[Collected data entries]
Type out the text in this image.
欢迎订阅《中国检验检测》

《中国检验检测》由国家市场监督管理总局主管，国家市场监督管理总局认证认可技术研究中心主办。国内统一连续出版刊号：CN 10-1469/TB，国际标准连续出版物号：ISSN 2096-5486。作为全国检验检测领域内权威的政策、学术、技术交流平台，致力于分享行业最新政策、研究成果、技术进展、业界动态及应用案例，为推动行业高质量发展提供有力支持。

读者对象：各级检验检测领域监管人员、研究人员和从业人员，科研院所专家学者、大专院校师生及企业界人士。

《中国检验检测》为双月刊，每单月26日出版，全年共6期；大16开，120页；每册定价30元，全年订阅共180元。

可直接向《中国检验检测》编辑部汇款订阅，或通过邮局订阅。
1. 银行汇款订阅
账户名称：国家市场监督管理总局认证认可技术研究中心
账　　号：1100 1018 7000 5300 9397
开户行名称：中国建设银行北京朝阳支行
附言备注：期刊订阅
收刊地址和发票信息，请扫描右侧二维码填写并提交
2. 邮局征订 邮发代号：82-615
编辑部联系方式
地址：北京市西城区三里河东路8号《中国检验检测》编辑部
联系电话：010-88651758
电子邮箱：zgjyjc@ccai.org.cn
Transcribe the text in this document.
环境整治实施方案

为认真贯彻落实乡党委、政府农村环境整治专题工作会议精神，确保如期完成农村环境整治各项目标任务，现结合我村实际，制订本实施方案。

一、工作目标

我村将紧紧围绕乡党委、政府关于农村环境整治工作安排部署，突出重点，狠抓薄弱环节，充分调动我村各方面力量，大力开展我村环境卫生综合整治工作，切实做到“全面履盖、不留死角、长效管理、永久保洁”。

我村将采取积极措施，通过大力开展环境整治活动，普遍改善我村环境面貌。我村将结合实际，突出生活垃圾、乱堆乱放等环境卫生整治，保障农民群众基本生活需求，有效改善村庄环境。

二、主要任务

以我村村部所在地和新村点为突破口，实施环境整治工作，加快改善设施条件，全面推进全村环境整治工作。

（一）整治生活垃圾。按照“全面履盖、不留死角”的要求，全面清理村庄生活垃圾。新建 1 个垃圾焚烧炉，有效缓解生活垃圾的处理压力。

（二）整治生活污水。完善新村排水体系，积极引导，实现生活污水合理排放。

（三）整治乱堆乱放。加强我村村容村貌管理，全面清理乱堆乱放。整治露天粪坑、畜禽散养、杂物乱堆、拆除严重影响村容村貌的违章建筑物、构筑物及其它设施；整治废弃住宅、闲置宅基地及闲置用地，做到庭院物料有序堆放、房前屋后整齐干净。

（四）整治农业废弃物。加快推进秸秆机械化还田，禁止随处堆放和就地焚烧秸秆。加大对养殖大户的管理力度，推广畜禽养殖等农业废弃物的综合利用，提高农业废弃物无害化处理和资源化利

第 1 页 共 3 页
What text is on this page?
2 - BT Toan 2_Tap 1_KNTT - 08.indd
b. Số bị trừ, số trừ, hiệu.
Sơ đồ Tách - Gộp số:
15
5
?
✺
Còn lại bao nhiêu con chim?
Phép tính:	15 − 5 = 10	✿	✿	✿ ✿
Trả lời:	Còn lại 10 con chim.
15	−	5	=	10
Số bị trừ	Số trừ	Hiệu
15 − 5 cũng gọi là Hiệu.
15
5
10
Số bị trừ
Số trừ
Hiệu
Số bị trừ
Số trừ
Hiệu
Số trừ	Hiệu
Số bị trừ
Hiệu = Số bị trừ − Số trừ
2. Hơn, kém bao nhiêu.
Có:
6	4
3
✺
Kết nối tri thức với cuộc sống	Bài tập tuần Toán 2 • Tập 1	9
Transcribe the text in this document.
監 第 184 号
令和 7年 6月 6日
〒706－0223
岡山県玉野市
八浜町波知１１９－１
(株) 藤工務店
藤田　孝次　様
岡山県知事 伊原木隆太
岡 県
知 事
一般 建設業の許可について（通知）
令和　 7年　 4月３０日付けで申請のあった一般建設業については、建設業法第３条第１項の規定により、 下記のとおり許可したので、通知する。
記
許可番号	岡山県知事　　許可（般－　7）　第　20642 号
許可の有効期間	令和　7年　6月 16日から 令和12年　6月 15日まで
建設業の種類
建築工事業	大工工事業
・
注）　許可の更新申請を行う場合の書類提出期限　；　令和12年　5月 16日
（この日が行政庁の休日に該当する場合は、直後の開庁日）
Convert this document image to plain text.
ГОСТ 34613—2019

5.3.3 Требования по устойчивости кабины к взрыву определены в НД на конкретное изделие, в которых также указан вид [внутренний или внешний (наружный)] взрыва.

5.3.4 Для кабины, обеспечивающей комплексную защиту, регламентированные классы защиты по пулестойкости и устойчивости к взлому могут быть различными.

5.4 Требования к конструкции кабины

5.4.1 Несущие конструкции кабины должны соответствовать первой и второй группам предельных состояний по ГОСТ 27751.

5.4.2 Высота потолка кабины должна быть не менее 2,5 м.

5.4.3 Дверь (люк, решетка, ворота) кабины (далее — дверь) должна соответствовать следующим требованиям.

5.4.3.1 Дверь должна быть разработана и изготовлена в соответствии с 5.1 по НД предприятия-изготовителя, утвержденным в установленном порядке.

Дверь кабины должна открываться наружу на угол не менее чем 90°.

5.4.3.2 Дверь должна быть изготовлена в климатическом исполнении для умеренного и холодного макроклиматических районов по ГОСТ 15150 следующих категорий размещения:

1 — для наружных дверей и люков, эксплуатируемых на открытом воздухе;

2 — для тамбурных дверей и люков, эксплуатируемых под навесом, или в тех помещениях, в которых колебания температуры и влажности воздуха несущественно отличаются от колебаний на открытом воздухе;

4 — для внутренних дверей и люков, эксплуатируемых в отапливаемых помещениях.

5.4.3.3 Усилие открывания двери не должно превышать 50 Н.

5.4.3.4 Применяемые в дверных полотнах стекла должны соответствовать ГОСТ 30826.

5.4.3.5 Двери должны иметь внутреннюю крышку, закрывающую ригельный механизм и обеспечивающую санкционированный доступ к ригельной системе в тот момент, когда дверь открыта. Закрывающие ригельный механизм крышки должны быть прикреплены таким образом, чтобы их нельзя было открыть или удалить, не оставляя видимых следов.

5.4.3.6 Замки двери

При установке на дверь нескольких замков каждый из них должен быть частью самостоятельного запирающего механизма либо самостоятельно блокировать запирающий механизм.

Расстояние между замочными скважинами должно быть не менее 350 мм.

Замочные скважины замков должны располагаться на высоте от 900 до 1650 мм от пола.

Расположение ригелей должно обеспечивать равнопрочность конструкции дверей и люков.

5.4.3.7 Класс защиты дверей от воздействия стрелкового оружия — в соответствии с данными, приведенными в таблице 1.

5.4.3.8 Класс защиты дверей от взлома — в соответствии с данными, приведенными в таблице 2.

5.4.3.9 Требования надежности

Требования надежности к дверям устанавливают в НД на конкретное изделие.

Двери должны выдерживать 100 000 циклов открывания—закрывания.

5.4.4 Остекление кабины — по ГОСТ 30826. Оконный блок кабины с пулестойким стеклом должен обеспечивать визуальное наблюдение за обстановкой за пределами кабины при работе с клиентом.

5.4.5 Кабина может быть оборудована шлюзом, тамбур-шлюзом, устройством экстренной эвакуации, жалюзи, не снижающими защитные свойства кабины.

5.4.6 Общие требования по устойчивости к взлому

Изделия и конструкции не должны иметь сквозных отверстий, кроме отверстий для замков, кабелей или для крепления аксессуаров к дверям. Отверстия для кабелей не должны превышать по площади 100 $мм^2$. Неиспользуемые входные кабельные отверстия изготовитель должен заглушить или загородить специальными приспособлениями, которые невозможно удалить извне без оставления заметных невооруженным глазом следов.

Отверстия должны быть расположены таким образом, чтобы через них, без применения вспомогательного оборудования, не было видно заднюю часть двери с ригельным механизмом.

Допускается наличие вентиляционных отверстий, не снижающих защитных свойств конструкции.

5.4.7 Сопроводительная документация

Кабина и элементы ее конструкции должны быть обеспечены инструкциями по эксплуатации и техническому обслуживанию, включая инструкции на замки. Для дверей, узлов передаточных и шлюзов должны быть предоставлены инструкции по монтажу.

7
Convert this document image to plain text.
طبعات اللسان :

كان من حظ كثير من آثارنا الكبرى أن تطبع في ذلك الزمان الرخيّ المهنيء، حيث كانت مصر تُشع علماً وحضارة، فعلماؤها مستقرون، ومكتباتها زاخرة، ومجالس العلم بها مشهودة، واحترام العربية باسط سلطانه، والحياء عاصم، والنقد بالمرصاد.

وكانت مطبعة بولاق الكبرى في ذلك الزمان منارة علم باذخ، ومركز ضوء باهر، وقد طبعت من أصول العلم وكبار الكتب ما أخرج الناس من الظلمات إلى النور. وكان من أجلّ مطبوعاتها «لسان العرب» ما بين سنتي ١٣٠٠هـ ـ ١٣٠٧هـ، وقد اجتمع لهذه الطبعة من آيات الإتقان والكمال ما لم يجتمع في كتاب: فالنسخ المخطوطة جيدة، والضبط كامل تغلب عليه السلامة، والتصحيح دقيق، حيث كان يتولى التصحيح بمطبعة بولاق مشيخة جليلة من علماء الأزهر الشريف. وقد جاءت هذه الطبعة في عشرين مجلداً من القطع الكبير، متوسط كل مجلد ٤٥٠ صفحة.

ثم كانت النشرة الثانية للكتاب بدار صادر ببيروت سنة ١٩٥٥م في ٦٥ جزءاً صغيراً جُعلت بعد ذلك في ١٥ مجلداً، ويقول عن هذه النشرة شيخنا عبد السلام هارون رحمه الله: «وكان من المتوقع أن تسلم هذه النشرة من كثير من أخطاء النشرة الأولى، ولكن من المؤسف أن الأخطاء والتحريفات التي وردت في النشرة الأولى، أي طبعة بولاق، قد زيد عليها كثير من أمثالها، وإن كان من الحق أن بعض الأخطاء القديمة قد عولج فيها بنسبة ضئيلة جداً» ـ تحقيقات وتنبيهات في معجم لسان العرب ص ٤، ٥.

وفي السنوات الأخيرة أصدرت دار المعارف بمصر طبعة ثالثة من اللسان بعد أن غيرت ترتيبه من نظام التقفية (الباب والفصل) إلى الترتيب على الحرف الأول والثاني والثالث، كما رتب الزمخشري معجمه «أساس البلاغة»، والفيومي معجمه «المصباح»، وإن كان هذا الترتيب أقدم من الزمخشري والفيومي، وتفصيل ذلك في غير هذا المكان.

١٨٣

**Problem to solve:** Search the entries for the word "таким" and pick out every line that holds it.

**Full output:**
5.4.3.5 Двери должны иметь внутреннюю крышку, закрывающую ригельный механизм и обеспечивающую санкционированный доступ к ригельной системе в тот момент, когда дверь открыта. Закрывающие ригельный механизм крышки должны быть прикреплены таким образом, чтобы их нельзя было открыть или удалить, не оставляя видимых следов.
Отверстия должны быть расположены таким образом, чтобы через них, без применения вспомогательного оборудования, не было видно заднюю часть двери с ригельным механизмом.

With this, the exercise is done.